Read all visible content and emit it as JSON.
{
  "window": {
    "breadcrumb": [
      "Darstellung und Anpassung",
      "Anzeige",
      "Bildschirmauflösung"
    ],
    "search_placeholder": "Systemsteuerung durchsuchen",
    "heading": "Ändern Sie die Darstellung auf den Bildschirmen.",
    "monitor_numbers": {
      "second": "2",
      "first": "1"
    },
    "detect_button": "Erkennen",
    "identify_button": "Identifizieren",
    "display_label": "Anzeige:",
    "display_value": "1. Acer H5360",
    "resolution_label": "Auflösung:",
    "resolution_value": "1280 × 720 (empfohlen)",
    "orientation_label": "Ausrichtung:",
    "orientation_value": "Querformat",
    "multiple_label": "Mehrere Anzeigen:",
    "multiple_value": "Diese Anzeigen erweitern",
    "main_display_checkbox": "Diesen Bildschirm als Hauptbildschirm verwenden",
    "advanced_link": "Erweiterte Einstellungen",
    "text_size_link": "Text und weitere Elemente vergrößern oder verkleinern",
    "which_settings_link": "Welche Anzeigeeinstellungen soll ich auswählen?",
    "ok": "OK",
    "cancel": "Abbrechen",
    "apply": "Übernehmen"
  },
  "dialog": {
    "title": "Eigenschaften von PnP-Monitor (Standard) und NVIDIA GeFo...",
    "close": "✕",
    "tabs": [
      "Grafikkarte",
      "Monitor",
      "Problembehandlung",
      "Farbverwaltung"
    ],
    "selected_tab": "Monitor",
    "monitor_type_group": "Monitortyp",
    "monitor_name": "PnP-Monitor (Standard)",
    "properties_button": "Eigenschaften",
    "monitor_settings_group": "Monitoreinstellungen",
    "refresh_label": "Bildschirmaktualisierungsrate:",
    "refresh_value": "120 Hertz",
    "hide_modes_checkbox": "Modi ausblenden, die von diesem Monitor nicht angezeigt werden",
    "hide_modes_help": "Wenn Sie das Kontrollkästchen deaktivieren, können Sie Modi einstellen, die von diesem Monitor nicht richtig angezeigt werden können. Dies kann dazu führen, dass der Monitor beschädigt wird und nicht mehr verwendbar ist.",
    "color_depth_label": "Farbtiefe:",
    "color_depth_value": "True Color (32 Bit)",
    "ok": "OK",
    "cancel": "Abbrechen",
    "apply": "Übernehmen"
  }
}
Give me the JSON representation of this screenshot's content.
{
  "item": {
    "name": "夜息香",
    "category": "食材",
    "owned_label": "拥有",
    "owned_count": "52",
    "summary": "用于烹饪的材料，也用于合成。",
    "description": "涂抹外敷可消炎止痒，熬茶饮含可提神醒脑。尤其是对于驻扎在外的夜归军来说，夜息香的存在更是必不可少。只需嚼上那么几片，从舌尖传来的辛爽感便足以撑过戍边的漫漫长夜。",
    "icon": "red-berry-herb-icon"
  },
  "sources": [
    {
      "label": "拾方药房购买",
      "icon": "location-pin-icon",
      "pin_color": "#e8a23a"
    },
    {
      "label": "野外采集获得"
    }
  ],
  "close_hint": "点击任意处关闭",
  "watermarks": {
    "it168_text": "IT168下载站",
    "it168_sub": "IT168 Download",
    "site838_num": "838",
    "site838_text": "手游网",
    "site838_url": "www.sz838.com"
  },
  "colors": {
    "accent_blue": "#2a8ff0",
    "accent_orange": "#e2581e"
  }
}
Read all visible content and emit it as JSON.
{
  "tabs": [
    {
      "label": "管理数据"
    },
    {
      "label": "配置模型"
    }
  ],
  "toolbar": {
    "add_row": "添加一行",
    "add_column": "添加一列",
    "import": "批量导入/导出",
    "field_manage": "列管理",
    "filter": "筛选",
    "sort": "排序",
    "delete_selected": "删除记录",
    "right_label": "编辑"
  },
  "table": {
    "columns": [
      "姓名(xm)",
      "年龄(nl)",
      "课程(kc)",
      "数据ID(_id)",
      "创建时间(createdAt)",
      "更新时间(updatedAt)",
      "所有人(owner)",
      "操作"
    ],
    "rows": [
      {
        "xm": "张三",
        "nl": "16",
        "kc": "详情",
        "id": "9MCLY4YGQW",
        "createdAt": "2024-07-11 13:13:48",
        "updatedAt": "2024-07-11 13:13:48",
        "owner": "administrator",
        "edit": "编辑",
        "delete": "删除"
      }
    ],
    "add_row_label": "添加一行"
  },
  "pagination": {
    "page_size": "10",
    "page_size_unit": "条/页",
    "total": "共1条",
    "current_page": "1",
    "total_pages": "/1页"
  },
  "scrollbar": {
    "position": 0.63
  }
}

▸ **Work to do**
Go through the records and print each one exactly.

▸ **Finished exercise**
Read all visible content and emit it as JSON.
{
  "window": {
    "breadcrumb": [
      "Darstellung und Anpassung",
      "Anzeige",
      "Bildschirmauflösung"
    ],
    "search_placeholder": "Systemsteuerung durchsuchen",
    "heading": "Ändern Sie die Darstellung auf den Bildschirmen.",
    "monitor_numbers": {
      "second": "2",
      "first": "1"
    },
    "detect_button": "Erkennen",
    "identify_button": "Identifizieren",
    "display_label": "Anzeige:",
    "display_value": "1. Acer H5360",
    "resolution_label": "Auflösung:",
    "resolution_value": "1280 × 720 (empfohlen)",
    "orientation_label": "Ausrichtung:",
    "orientation_value": "Querformat",
    "multiple_label": "Mehrere Anzeigen:",
    "multiple_value": "Diese Anzeigen erweitern",
    "main_display_checkbox": "Diesen Bildschirm als Hauptbildschirm verwenden",
    "advanced_link": "Erweiterte Einstellungen",
    "text_size_link": "Text und weitere Elemente vergrößern oder verkleinern",
    "which_settings_link": "Welche Anzeigeeinstellungen soll ich auswählen?",
    "ok": "OK",
    "cancel": "Abbrechen",
    "apply": "Übernehmen"
  },
  "dialog": {
    "title": "Eigenschaften von PnP-Monitor (Standard) und NVIDIA GeFo...",
    "close": "✕",
    "tabs": [
      "Grafikkarte",
      "Monitor",
      "Problembehandlung",
      "Farbverwaltung"
    ],
    "selected_tab": "Monitor",
    "monitor_type_group": "Monitortyp",
    "monitor_name": "PnP-Monitor (Standard)",
    "properties_button": "Eigenschaften",
    "monitor_settings_group": "Monitoreinstellungen",
    "refresh_label": "Bildschirmaktualisierungsrate:",
    "refresh_value": "120 Hertz",
    "hide_modes_checkbox": "Modi ausblenden, die von diesem Monitor nicht angezeigt werden",
    "hide_modes_help": "Wenn Sie das Kontrollkästchen deaktivieren, können Sie Modi einstellen, die von diesem Monitor nicht richtig angezeigt werden können. Dies kann dazu führen, dass der Monitor beschädigt wird und nicht mehr verwendbar ist.",
    "color_depth_label": "Farbtiefe:",
    "color_depth_value": "True Color (32 Bit)",
    "ok": "OK",
    "cancel": "Abbrechen",
    "apply": "Übernehmen"
  }
}
Give me the JSON representation of this screenshot's content.
{
  "item": {
    "name": "夜息香",
    "category": "食材",
    "owned_label": "拥有",
    "owned_count": "52",
    "summary": "用于烹饪的材料，也用于合成。",
    "description": "涂抹外敷可消炎止痒，熬茶饮含可提神醒脑。尤其是对于驻扎在外的夜归军来说，夜息香的存在更是必不可少。只需嚼上那么几片，从舌尖传来的辛爽感便足以撑过戍边的漫漫长夜。",
    "icon": "red-berry-herb-icon"
  },
  "sources": [
    {
      "label": "拾方药房购买",
      "icon": "location-pin-icon",
      "pin_color": "#e8a23a"
    },
    {
      "label": "野外采集获得"
    }
  ],
  "close_hint": "点击任意处关闭",
  "watermarks": {
    "it168_text": "IT168下载站",
    "it168_sub": "IT168 Download",
    "site838_num": "838",
    "site838_text": "手游网",
    "site838_url": "www.sz838.com"
  },
  "colors": {
    "accent_blue": "#2a8ff0",
    "accent_orange": "#e2581e"
  }
}
Read all visible content and emit it as JSON.
{
  "tabs": [
    {
      "label": "管理数据"
    },
    {
      "label": "配置模型"
    }
  ],
  "toolbar": {
    "add_row": "添加一行",
    "add_column": "添加一列",
    "import": "批量导入/导出",
    "field_manage": "列管理",
    "filter": "筛选",
    "sort": "排序",
    "delete_selected": "删除记录",
    "right_label": "编辑"
  },
  "table": {
    "columns": [
      "姓名(xm)",
      "年龄(nl)",
      "课程(kc)",
      "数据ID(_id)",
      "创建时间(createdAt)",
      "更新时间(updatedAt)",
      "所有人(owner)",
      "操作"
    ],
    "rows": [
      {
        "xm": "张三",
        "nl": "16",
        "kc": "详情",
        "id": "9MCLY4YGQW",
        "createdAt": "2024-07-11 13:13:48",
        "updatedAt": "2024-07-11 13:13:48",
        "owner": "administrator",
        "edit": "编辑",
        "delete": "删除"
      }
    ],
    "add_row_label": "添加一行"
  },
  "pagination": {
    "page_size": "10",
    "page_size_unit": "条/页",
    "total": "共1条",
    "current_page": "1",
    "total_pages": "/1页"
  },
  "scrollbar": {
    "position": 0.63
  }
}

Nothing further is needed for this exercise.